** start of THE INPUT **

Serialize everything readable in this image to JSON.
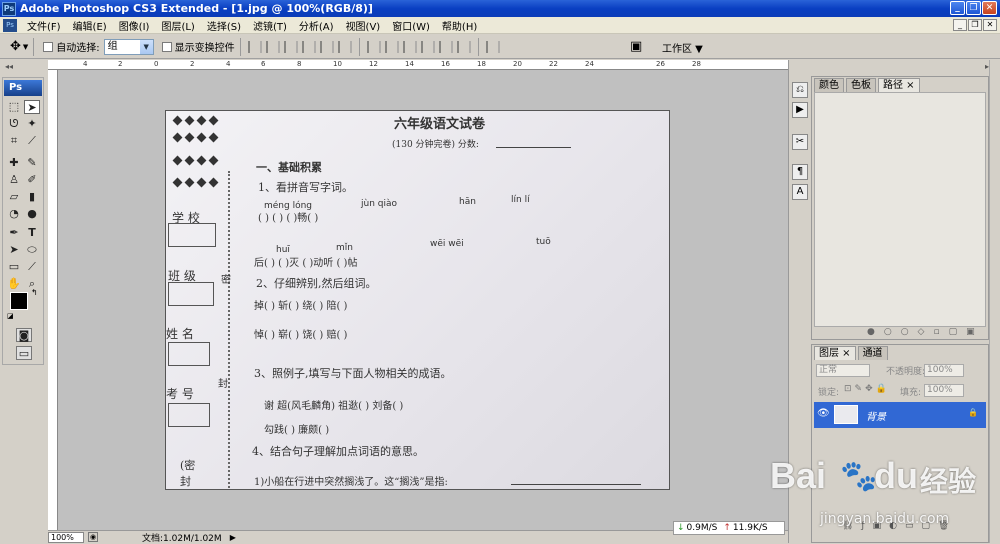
{
  "window": {
    "title": "Adobe Photoshop CS3 Extended - [1.jpg @ 100%(RGB/8)]",
    "logo_text": "Ps"
  },
  "menu": [
    "文件(F)",
    "编辑(E)",
    "图像(I)",
    "图层(L)",
    "选择(S)",
    "滤镜(T)",
    "分析(A)",
    "视图(V)",
    "窗口(W)",
    "帮助(H)"
  ],
  "options": {
    "auto_select_label": "自动选择:",
    "auto_select_value": "组",
    "show_transform_label": "显示变换控件",
    "workspace_label": "工作区"
  },
  "ruler_ticks": [
    "4",
    "2",
    "0",
    "2",
    "4",
    "6",
    "8",
    "10",
    "12",
    "14",
    "16",
    "18",
    "20",
    "22",
    "24",
    "26",
    "28"
  ],
  "toolbox": {
    "logo_text": "Ps"
  },
  "document": {
    "exam_title": "六年级语文试卷",
    "subtitle": "(130 分钟完卷)  分数:",
    "section1": "一、基础积累",
    "q1": "1、看拼音写字词。",
    "pinyin_row1": [
      "méng lóng",
      "jùn qiào",
      "hān",
      "lín lí"
    ],
    "blank_row1": "(         )  (         )  (    )畅(         )",
    "pinyin_row2": [
      "huī",
      "mǐn",
      "wēi wēi",
      "tuō"
    ],
    "blank_row2": "后(    )  (    )灭  (    )动听  (    )帖",
    "q2": "2、仔细辨别,然后组词。",
    "row_q2_1": "掉(      )   斩(      )   绕(      )   陪(      )",
    "row_q2_2": "悼(      )   崭(      )   饶(      )   赔(      )",
    "q3": "3、照例子,填写与下面人物相关的成语。",
    "row_q3_1": "谢  超(风毛麟角)    祖逖(          )    刘备(        )",
    "row_q3_2": "勾践(          )    廉颇(          )",
    "q4": "4、结合句子理解加点词语的意思。",
    "q4_1": "1)小船在行进中突然搁浅了。这“搁浅”是指:",
    "left_labels": [
      "学  校",
      "班  级",
      "姓  名",
      "考  号",
      "(密",
      "封"
    ],
    "seal_labels": [
      "密",
      "封"
    ]
  },
  "status": {
    "zoom": "100%",
    "doc_size": "文档:1.02M/1.02M"
  },
  "net": {
    "down": "0.9M/S",
    "up": "11.9K/S"
  },
  "panel1": {
    "tabs": [
      "颜色",
      "色板",
      "路径"
    ]
  },
  "panel2": {
    "tabs": [
      "图层",
      "通道"
    ],
    "blend_mode": "正常",
    "opacity_label": "不透明度:",
    "opacity_value": "100%",
    "lock_label": "锁定:",
    "fill_label": "填充:",
    "fill_value": "100%",
    "layer_name": "背景"
  },
  "watermark": {
    "brand": "Bai",
    "brand2": "du",
    "cn": "经验",
    "url": "jingyan.baidu.com"
  },
  "colors": {
    "titlebar": "#0a3fc2",
    "layer_selected": "#3168d4",
    "canvas_bg": "#c0c0c0"
  }
}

** end of THE INPUT **

WRITTEN TASK
Reproduce the full listing faithfully, but do not carry over any pictures.

ANSWER TO THE EXERCISE
Serialize everything readable in this image to JSON.
{
  "window": {
    "title": "Adobe Photoshop CS3 Extended - [1.jpg @ 100%(RGB/8)]",
    "logo_text": "Ps"
  },
  "menu": [
    "文件(F)",
    "编辑(E)",
    "图像(I)",
    "图层(L)",
    "选择(S)",
    "滤镜(T)",
    "分析(A)",
    "视图(V)",
    "窗口(W)",
    "帮助(H)"
  ],
  "options": {
    "auto_select_label": "自动选择:",
    "auto_select_value": "组",
    "show_transform_label": "显示变换控件",
    "workspace_label": "工作区"
  },
  "ruler_ticks": [
    "4",
    "2",
    "0",
    "2",
    "4",
    "6",
    "8",
    "10",
    "12",
    "14",
    "16",
    "18",
    "20",
    "22",
    "24",
    "26",
    "28"
  ],
  "toolbox": {
    "logo_text": "Ps"
  },
  "document": {
    "exam_title": "六年级语文试卷",
    "subtitle": "(130 分钟完卷)  分数:",
    "section1": "一、基础积累",
    "q1": "1、看拼音写字词。",
    "pinyin_row1": [
      "méng lóng",
      "jùn qiào",
      "hān",
      "lín lí"
    ],
    "blank_row1": "(         )  (         )  (    )畅(         )",
    "pinyin_row2": [
      "huī",
      "mǐn",
      "wēi wēi",
      "tuō"
    ],
    "blank_row2": "后(    )  (    )灭  (    )动听  (    )帖",
    "q2": "2、仔细辨别,然后组词。",
    "row_q2_1": "掉(      )   斩(      )   绕(      )   陪(      )",
    "row_q2_2": "悼(      )   崭(      )   饶(      )   赔(      )",
    "q3": "3、照例子,填写与下面人物相关的成语。",
    "row_q3_1": "谢  超(风毛麟角)    祖逖(          )    刘备(        )",
    "row_q3_2": "勾践(          )    廉颇(          )",
    "q4": "4、结合句子理解加点词语的意思。",
    "q4_1": "1)小船在行进中突然搁浅了。这“搁浅”是指:",
    "left_labels": [
      "学  校",
      "班  级",
      "姓  名",
      "考  号",
      "(密",
      "封"
    ],
    "seal_labels": [
      "密",
      "封"
    ]
  },
  "status": {
    "zoom": "100%",
    "doc_size": "文档:1.02M/1.02M"
  },
  "net": {
    "down": "0.9M/S",
    "up": "11.9K/S"
  },
  "panel1": {
    "tabs": [
      "颜色",
      "色板",
      "路径"
    ]
  },
  "panel2": {
    "tabs": [
      "图层",
      "通道"
    ],
    "blend_mode": "正常",
    "opacity_label": "不透明度:",
    "opacity_value": "100%",
    "lock_label": "锁定:",
    "fill_label": "填充:",
    "fill_value": "100%",
    "layer_name": "背景"
  },
  "watermark": {
    "brand": "Bai",
    "brand2": "du",
    "cn": "经验",
    "url": "jingyan.baidu.com"
  },
  "colors": {
    "titlebar": "#0a3fc2",
    "layer_selected": "#3168d4",
    "canvas_bg": "#c0c0c0"
  }
}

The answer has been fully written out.